• **Data section**:
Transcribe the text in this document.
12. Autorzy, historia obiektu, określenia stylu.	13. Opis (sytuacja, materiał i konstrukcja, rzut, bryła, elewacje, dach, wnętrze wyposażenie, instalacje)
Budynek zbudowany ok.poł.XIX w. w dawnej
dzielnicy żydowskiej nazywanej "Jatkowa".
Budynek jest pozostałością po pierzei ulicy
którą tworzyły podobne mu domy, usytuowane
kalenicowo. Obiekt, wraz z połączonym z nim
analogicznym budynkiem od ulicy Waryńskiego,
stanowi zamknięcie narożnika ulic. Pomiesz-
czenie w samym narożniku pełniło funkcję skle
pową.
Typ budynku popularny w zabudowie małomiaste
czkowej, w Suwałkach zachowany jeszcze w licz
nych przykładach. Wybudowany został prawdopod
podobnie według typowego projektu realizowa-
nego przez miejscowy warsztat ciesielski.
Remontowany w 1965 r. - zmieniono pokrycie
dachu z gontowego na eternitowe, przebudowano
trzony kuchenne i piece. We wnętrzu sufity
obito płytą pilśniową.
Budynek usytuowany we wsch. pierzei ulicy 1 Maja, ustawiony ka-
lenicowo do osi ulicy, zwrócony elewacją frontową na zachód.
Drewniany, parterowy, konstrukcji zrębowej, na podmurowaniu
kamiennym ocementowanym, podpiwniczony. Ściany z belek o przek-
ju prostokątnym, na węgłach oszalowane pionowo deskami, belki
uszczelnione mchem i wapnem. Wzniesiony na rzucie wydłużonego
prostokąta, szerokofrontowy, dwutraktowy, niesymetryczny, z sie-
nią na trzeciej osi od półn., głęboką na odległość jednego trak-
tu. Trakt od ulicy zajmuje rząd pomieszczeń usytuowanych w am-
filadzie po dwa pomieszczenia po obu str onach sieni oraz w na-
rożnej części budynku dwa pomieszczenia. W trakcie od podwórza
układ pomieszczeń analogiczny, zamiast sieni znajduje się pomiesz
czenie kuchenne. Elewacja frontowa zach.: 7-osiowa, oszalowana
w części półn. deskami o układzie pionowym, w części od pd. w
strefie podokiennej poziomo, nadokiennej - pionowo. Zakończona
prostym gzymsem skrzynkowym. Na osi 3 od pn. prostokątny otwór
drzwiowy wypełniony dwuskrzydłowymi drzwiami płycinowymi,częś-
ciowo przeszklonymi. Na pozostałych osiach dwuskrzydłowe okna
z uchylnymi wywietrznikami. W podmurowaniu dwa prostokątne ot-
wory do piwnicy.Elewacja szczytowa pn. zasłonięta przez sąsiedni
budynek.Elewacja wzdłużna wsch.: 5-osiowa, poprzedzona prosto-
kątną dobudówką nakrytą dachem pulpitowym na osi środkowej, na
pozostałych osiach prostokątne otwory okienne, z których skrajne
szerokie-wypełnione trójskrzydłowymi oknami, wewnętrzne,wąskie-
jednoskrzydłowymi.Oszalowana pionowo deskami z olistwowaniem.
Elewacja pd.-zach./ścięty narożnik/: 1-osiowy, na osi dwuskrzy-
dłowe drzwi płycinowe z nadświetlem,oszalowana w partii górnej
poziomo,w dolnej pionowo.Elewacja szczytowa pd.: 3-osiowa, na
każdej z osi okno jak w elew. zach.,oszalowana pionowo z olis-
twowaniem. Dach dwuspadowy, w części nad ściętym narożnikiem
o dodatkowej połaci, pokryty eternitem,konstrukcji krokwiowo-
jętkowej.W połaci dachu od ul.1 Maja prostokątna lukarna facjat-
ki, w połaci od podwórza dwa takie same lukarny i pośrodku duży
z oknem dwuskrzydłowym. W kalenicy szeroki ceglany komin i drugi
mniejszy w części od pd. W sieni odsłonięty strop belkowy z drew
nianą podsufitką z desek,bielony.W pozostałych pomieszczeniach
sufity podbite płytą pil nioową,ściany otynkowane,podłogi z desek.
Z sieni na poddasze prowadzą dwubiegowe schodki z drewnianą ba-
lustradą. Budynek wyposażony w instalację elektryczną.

• **What to work on**: Restate all of the entries above precisely.

• **Reply**:
Transcribe the text in this document.
12. Autorzy, historia obiektu, określenia stylu.	13. Opis (sytuacja, materiał i konstrukcja, rzut, bryła, elewacje, dach, wnętrze wyposażenie, instalacje)
Budynek zbudowany ok.poł.XIX w. w dawnej
dzielnicy żydowskiej nazywanej "Jatkowa".
Budynek jest pozostałością po pierzei ulicy
którą tworzyły podobne mu domy, usytuowane
kalenicowo. Obiekt, wraz z połączonym z nim
analogicznym budynkiem od ulicy Waryńskiego,
stanowi zamknięcie narożnika ulic. Pomiesz-
czenie w samym narożniku pełniło funkcję skle
pową.
Typ budynku popularny w zabudowie małomiaste
czkowej, w Suwałkach zachowany jeszcze w licz
nych przykładach. Wybudowany został prawdopod
podobnie według typowego projektu realizowa-
nego przez miejscowy warsztat ciesielski.
Remontowany w 1965 r. - zmieniono pokrycie
dachu z gontowego na eternitowe, przebudowano
trzony kuchenne i piece. We wnętrzu sufity
obito płytą pilśniową.
Budynek usytuowany we wsch. pierzei ulicy 1 Maja, ustawiony ka-
lenicowo do osi ulicy, zwrócony elewacją frontową na zachód.
Drewniany, parterowy, konstrukcji zrębowej, na podmurowaniu
kamiennym ocementowanym, podpiwniczony. Ściany z belek o przek-
ju prostokątnym, na węgłach oszalowane pionowo deskami, belki
uszczelnione mchem i wapnem. Wzniesiony na rzucie wydłużonego
prostokąta, szerokofrontowy, dwutraktowy, niesymetryczny, z sie-
nią na trzeciej osi od półn., głęboką na odległość jednego trak-
tu. Trakt od ulicy zajmuje rząd pomieszczeń usytuowanych w am-
filadzie po dwa pomieszczenia po obu str onach sieni oraz w na-
rożnej części budynku dwa pomieszczenia. W trakcie od podwórza
układ pomieszczeń analogiczny, zamiast sieni znajduje się pomiesz
czenie kuchenne. Elewacja frontowa zach.: 7-osiowa, oszalowana
w części półn. deskami o układzie pionowym, w części od pd. w
strefie podokiennej poziomo, nadokiennej - pionowo. Zakończona
prostym gzymsem skrzynkowym. Na osi 3 od pn. prostokątny otwór
drzwiowy wypełniony dwuskrzydłowymi drzwiami płycinowymi,częś-
ciowo przeszklonymi. Na pozostałych osiach dwuskrzydłowe okna
z uchylnymi wywietrznikami. W podmurowaniu dwa prostokątne ot-
wory do piwnicy.Elewacja szczytowa pn. zasłonięta przez sąsiedni
budynek.Elewacja wzdłużna wsch.: 5-osiowa, poprzedzona prosto-
kątną dobudówką nakrytą dachem pulpitowym na osi środkowej, na
pozostałych osiach prostokątne otwory okienne, z których skrajne
szerokie-wypełnione trójskrzydłowymi oknami, wewnętrzne,wąskie-
jednoskrzydłowymi.Oszalowana pionowo deskami z olistwowaniem.
Elewacja pd.-zach./ścięty narożnik/: 1-osiowy, na osi dwuskrzy-
dłowe drzwi płycinowe z nadświetlem,oszalowana w partii górnej
poziomo,w dolnej pionowo.Elewacja szczytowa pd.: 3-osiowa, na
każdej z osi okno jak w elew. zach.,oszalowana pionowo z olis-
twowaniem. Dach dwuspadowy, w części nad ściętym narożnikiem
o dodatkowej połaci, pokryty eternitem,konstrukcji krokwiowo-
jętkowej.W połaci dachu od ul.1 Maja prostokątna lukarna facjat-
ki, w połaci od podwórza dwa takie same lukarny i pośrodku duży
z oknem dwuskrzydłowym. W kalenicy szeroki ceglany komin i drugi
mniejszy w części od pd. W sieni odsłonięty strop belkowy z drew
nianą podsufitką z desek,bielony.W pozostałych pomieszczeniach
sufity podbite płytą pil nioową,ściany otynkowane,podłogi z desek.
Z sieni na poddasze prowadzą dwubiegowe schodki z drewnianą ba-
lustradą. Budynek wyposażony w instalację elektryczną.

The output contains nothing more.